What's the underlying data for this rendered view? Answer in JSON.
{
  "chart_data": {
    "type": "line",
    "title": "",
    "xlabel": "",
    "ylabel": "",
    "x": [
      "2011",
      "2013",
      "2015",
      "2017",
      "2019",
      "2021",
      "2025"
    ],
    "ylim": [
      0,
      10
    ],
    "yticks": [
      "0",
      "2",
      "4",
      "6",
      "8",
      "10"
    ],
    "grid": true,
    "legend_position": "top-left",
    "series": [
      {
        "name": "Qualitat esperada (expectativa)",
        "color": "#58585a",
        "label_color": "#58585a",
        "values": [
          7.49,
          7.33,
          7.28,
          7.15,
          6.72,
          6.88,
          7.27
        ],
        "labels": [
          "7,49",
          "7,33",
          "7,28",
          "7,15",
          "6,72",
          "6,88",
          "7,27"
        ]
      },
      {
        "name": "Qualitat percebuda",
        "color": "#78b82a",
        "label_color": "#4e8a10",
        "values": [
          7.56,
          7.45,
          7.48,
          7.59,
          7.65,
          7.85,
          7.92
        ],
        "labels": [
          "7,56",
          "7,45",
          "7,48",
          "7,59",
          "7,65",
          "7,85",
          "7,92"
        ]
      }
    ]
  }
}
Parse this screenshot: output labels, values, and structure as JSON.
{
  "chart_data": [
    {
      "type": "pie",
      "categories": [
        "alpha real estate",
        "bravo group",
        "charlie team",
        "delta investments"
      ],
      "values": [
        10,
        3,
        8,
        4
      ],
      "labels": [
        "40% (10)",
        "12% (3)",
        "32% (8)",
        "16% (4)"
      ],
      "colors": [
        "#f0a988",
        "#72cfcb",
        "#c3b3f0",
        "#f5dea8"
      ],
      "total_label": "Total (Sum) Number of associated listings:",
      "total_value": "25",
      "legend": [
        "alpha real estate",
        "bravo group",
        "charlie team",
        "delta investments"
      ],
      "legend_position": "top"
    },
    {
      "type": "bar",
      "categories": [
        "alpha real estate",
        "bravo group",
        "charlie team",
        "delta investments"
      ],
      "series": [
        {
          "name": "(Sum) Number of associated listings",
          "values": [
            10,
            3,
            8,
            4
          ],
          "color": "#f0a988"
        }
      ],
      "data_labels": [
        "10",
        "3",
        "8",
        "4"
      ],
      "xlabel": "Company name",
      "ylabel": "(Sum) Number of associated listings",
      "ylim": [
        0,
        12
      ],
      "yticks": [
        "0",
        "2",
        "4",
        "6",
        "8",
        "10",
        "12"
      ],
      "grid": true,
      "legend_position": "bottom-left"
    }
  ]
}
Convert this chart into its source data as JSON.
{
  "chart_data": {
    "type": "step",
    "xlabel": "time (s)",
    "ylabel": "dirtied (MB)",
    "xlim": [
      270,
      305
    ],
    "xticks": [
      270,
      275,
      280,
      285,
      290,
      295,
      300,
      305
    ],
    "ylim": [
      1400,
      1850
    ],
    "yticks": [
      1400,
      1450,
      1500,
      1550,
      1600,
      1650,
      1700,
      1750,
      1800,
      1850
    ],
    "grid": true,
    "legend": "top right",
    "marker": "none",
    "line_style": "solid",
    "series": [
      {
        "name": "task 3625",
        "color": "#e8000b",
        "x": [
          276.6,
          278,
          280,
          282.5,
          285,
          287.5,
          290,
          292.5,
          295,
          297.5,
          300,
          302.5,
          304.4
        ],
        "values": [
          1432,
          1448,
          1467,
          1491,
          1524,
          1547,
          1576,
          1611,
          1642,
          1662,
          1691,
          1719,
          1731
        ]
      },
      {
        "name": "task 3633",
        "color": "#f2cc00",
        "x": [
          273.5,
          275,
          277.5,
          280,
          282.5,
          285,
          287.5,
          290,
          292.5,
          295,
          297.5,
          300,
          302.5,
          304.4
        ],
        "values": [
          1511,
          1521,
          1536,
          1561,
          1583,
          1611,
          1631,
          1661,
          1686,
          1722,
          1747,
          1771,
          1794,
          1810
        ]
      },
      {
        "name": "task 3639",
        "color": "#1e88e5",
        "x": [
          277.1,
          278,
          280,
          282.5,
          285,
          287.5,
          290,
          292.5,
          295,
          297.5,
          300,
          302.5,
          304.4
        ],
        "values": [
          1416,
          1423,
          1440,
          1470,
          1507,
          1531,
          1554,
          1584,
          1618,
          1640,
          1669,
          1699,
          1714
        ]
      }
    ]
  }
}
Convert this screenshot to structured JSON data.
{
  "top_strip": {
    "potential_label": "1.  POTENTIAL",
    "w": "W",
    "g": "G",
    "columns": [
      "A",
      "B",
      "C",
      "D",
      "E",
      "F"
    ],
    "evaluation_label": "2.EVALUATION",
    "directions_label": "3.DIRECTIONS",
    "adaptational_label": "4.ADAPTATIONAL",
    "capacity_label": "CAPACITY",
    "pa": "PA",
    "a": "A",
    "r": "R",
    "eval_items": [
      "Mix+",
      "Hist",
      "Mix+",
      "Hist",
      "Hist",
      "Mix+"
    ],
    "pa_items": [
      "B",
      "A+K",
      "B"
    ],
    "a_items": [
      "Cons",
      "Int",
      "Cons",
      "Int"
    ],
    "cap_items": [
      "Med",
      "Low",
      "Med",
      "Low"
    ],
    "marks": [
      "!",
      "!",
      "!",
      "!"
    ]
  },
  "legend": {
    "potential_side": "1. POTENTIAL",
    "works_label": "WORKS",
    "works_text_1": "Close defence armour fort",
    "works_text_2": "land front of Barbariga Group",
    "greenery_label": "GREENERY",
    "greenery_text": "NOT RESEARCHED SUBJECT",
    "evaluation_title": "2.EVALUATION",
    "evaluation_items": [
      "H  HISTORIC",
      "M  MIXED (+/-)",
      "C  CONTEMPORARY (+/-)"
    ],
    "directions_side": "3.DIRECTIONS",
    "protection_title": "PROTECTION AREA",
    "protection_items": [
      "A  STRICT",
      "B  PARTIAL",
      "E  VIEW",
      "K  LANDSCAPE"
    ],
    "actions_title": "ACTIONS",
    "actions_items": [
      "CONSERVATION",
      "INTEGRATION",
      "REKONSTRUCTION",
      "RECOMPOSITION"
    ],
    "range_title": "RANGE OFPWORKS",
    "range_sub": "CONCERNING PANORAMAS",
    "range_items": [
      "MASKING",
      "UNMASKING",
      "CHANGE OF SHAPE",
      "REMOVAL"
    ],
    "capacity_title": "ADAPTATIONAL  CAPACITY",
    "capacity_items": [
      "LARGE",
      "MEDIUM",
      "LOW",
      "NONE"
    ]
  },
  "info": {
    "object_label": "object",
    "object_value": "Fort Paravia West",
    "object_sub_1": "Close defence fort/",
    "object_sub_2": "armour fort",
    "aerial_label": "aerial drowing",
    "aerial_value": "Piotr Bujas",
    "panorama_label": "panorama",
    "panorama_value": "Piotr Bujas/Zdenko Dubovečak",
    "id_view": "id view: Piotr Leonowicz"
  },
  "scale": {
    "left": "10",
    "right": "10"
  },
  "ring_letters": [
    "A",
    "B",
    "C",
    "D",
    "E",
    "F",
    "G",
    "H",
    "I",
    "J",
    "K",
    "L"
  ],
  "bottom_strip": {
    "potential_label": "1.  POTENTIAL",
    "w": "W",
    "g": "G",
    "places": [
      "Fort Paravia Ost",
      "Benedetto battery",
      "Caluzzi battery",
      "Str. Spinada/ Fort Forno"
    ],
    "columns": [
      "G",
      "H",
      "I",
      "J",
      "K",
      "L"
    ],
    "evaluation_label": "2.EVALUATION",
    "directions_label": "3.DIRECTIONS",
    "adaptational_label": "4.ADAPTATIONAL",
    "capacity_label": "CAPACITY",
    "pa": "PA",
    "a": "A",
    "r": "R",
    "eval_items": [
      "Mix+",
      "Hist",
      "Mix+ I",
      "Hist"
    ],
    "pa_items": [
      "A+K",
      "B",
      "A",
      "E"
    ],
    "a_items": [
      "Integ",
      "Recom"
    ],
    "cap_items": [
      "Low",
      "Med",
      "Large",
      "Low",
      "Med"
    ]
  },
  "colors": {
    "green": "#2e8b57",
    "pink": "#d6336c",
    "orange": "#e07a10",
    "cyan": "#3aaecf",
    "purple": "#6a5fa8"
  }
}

━━━━━━

Extract all lines of the records above that include "associated".

• **Answer below**
      "total_label": "Total (Sum) Number of associated listings:",
          "name": "(Sum) Number of associated listings",
      "ylabel": "(Sum) Number of associated listings",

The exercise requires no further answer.